++++ Supplied records
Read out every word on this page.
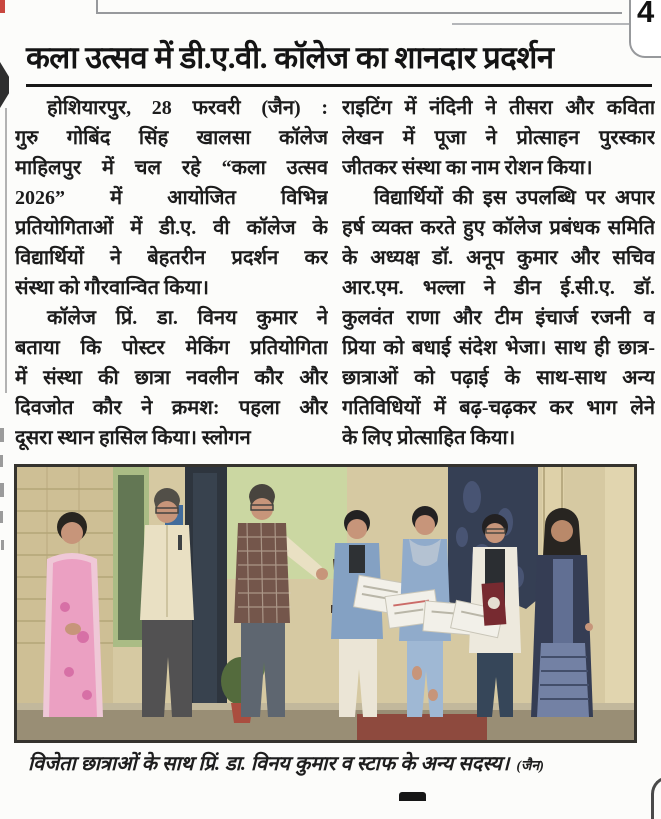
4
कला उत्सव में डी.ए.वी. कॉलेज का शानदार प्रदर्शन
होशियारपुर, 28 फरवरी (जैन) :
गुरु गोबिंद सिंह खालसा कॉलेज
माहिलपुर में चल रहे “कला उत्सव
2026” में आयोजित विभिन्न
प्रतियोगिताओं में डी.ए. वी कॉलेज के
विद्यार्थियों ने बेहतरीन प्रदर्शन कर
संस्था को गौरवान्वित किया।
कॉलेज प्रिं. डा. विनय कुमार ने
बताया कि पोस्टर मेकिंग प्रतियोगिता
में संस्था की छात्रा नवलीन कौर और
दिवजोत कौर ने क्रमश: पहला और
दूसरा स्थान हासिल किया। स्लोगन
राइटिंग में नंदिनी ने तीसरा और कविता
लेखन में पूजा ने प्रोत्साहन पुरस्कार
जीतकर संस्था का नाम रोशन किया।
विद्यार्थियों की इस उपलब्धि पर अपार
हर्ष व्यक्त करते हुए कॉलेज प्रबंधक समिति
के अध्यक्ष डॉ. अनूप कुमार और सचिव
आर.एम. भल्ला ने डीन ई.सी.ए. डॉ.
कुलवंत राणा और टीम इंचार्ज रजनी व
प्रिया को बधाई संदेश भेजा। साथ ही छात्र-
छात्राओं को पढ़ाई के साथ-साथ अन्य
गतिविधियों में बढ़-चढ़कर कर भाग लेने
के लिए प्रोत्साहित किया।
विजेता छात्राओं के साथ प्रिं. डा. विनय कुमार व स्टाफ के अन्य सदस्य। (जैन)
++++++++
**Given instruction**
Omit the pictures and reproduce the listing exactly.

**Response to this exercise**
Read out every word on this page.
4
कला उत्सव में डी.ए.वी. कॉलेज का शानदार प्रदर्शन
होशियारपुर, 28 फरवरी (जैन) :
गुरु गोबिंद सिंह खालसा कॉलेज
माहिलपुर में चल रहे “कला उत्सव
2026” में आयोजित विभिन्न
प्रतियोगिताओं में डी.ए. वी कॉलेज के
विद्यार्थियों ने बेहतरीन प्रदर्शन कर
संस्था को गौरवान्वित किया।
कॉलेज प्रिं. डा. विनय कुमार ने
बताया कि पोस्टर मेकिंग प्रतियोगिता
में संस्था की छात्रा नवलीन कौर और
दिवजोत कौर ने क्रमश: पहला और
दूसरा स्थान हासिल किया। स्लोगन
राइटिंग में नंदिनी ने तीसरा और कविता
लेखन में पूजा ने प्रोत्साहन पुरस्कार
जीतकर संस्था का नाम रोशन किया।
विद्यार्थियों की इस उपलब्धि पर अपार
हर्ष व्यक्त करते हुए कॉलेज प्रबंधक समिति
के अध्यक्ष डॉ. अनूप कुमार और सचिव
आर.एम. भल्ला ने डीन ई.सी.ए. डॉ.
कुलवंत राणा और टीम इंचार्ज रजनी व
प्रिया को बधाई संदेश भेजा। साथ ही छात्र-
छात्राओं को पढ़ाई के साथ-साथ अन्य
गतिविधियों में बढ़-चढ़कर कर भाग लेने
के लिए प्रोत्साहित किया।
विजेता छात्राओं के साथ प्रिं. डा. विनय कुमार व स्टाफ के अन्य सदस्य। (जैन)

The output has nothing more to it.